### [EXERCISE DETAILS]
Transcribe all the records with complete accuracy.

++++++++

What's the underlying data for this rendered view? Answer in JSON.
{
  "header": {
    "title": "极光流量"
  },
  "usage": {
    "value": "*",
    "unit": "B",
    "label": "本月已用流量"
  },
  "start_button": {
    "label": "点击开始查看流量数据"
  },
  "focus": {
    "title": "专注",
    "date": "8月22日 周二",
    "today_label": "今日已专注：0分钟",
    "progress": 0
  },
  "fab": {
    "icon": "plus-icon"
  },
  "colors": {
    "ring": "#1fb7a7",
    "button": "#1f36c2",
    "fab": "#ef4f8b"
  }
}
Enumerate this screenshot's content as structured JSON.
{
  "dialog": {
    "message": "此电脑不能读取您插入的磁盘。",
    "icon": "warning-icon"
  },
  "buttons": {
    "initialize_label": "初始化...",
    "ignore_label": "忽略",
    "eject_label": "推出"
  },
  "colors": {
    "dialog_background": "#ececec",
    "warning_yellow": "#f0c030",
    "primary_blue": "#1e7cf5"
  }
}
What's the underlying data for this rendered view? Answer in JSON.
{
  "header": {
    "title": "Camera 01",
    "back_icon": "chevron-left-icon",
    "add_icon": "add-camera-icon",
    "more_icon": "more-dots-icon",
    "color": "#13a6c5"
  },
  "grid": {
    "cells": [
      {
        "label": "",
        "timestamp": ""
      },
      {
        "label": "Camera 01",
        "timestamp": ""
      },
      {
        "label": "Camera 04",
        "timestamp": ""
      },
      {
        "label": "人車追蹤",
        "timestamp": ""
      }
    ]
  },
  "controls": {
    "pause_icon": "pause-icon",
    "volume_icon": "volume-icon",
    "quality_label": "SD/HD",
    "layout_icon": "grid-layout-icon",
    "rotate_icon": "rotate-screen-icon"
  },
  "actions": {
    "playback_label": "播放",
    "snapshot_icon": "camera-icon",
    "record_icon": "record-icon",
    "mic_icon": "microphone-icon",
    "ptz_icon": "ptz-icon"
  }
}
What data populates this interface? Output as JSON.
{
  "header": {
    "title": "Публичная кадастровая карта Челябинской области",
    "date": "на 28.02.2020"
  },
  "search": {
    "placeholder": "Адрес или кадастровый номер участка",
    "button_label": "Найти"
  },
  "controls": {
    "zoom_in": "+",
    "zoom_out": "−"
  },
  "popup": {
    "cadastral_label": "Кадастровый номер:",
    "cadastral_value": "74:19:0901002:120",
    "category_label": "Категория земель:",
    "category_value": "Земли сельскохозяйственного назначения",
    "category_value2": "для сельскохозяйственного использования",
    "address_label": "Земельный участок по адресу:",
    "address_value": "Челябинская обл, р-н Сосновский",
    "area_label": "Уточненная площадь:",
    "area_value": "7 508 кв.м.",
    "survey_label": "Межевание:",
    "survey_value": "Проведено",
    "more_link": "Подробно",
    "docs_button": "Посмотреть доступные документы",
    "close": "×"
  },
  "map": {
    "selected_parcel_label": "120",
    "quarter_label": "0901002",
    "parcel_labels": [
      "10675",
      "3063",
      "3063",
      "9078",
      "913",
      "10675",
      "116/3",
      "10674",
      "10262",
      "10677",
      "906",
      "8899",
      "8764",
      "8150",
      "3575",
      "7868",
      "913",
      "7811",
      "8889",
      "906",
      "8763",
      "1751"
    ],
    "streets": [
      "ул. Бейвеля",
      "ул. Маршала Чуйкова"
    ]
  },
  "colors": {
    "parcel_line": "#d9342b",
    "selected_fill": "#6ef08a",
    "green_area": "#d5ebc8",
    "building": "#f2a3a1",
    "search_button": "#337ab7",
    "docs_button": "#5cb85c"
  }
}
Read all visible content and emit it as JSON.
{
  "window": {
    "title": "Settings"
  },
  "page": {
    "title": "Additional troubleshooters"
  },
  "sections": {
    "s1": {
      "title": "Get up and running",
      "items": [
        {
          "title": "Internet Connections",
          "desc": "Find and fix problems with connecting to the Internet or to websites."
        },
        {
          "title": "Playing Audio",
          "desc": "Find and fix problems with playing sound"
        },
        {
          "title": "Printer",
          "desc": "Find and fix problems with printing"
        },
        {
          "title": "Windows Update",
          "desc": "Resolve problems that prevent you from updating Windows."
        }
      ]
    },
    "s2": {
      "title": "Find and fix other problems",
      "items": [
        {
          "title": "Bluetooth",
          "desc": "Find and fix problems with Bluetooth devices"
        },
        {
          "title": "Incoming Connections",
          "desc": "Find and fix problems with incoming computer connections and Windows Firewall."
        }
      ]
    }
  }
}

++++++++

### [TASK OUTPUT]
What's the underlying data for this rendered view? Answer in JSON.
{
  "header": {
    "title": "极光流量"
  },
  "usage": {
    "value": "*",
    "unit": "B",
    "label": "本月已用流量"
  },
  "start_button": {
    "label": "点击开始查看流量数据"
  },
  "focus": {
    "title": "专注",
    "date": "8月22日 周二",
    "today_label": "今日已专注：0分钟",
    "progress": 0
  },
  "fab": {
    "icon": "plus-icon"
  },
  "colors": {
    "ring": "#1fb7a7",
    "button": "#1f36c2",
    "fab": "#ef4f8b"
  }
}
Enumerate this screenshot's content as structured JSON.
{
  "dialog": {
    "message": "此电脑不能读取您插入的磁盘。",
    "icon": "warning-icon"
  },
  "buttons": {
    "initialize_label": "初始化...",
    "ignore_label": "忽略",
    "eject_label": "推出"
  },
  "colors": {
    "dialog_background": "#ececec",
    "warning_yellow": "#f0c030",
    "primary_blue": "#1e7cf5"
  }
}
What's the underlying data for this rendered view? Answer in JSON.
{
  "header": {
    "title": "Camera 01",
    "back_icon": "chevron-left-icon",
    "add_icon": "add-camera-icon",
    "more_icon": "more-dots-icon",
    "color": "#13a6c5"
  },
  "grid": {
    "cells": [
      {
        "label": "",
        "timestamp": ""
      },
      {
        "label": "Camera 01",
        "timestamp": ""
      },
      {
        "label": "Camera 04",
        "timestamp": ""
      },
      {
        "label": "人車追蹤",
        "timestamp": ""
      }
    ]
  },
  "controls": {
    "pause_icon": "pause-icon",
    "volume_icon": "volume-icon",
    "quality_label": "SD/HD",
    "layout_icon": "grid-layout-icon",
    "rotate_icon": "rotate-screen-icon"
  },
  "actions": {
    "playback_label": "播放",
    "snapshot_icon": "camera-icon",
    "record_icon": "record-icon",
    "mic_icon": "microphone-icon",
    "ptz_icon": "ptz-icon"
  }
}
What data populates this interface? Output as JSON.
{
  "header": {
    "title": "Публичная кадастровая карта Челябинской области",
    "date": "на 28.02.2020"
  },
  "search": {
    "placeholder": "Адрес или кадастровый номер участка",
    "button_label": "Найти"
  },
  "controls": {
    "zoom_in": "+",
    "zoom_out": "−"
  },
  "popup": {
    "cadastral_label": "Кадастровый номер:",
    "cadastral_value": "74:19:0901002:120",
    "category_label": "Категория земель:",
    "category_value": "Земли сельскохозяйственного назначения",
    "category_value2": "для сельскохозяйственного использования",
    "address_label": "Земельный участок по адресу:",
    "address_value": "Челябинская обл, р-н Сосновский",
    "area_label": "Уточненная площадь:",
    "area_value": "7 508 кв.м.",
    "survey_label": "Межевание:",
    "survey_value": "Проведено",
    "more_link": "Подробно",
    "docs_button": "Посмотреть доступные документы",
    "close": "×"
  },
  "map": {
    "selected_parcel_label": "120",
    "quarter_label": "0901002",
    "parcel_labels": [
      "10675",
      "3063",
      "3063",
      "9078",
      "913",
      "10675",
      "116/3",
      "10674",
      "10262",
      "10677",
      "906",
      "8899",
      "8764",
      "8150",
      "3575",
      "7868",
      "913",
      "7811",
      "8889",
      "906",
      "8763",
      "1751"
    ],
    "streets": [
      "ул. Бейвеля",
      "ул. Маршала Чуйкова"
    ]
  },
  "colors": {
    "parcel_line": "#d9342b",
    "selected_fill": "#6ef08a",
    "green_area": "#d5ebc8",
    "building": "#f2a3a1",
    "search_button": "#337ab7",
    "docs_button": "#5cb85c"
  }
}
Read all visible content and emit it as JSON.
{
  "window": {
    "title": "Settings"
  },
  "page": {
    "title": "Additional troubleshooters"
  },
  "sections": {
    "s1": {
      "title": "Get up and running",
      "items": [
        {
          "title": "Internet Connections",
          "desc": "Find and fix problems with connecting to the Internet or to websites."
        },
        {
          "title": "Playing Audio",
          "desc": "Find and fix problems with playing sound"
        },
        {
          "title": "Printer",
          "desc": "Find and fix problems with printing"
        },
        {
          "title": "Windows Update",
          "desc": "Resolve problems that prevent you from updating Windows."
        }
      ]
    },
    "s2": {
      "title": "Find and fix other problems",
      "items": [
        {
          "title": "Bluetooth",
          "desc": "Find and fix problems with Bluetooth devices"
        },
        {
          "title": "Incoming Connections",
          "desc": "Find and fix problems with incoming computer connections and Windows Firewall."
        }
      ]
    }
  }
}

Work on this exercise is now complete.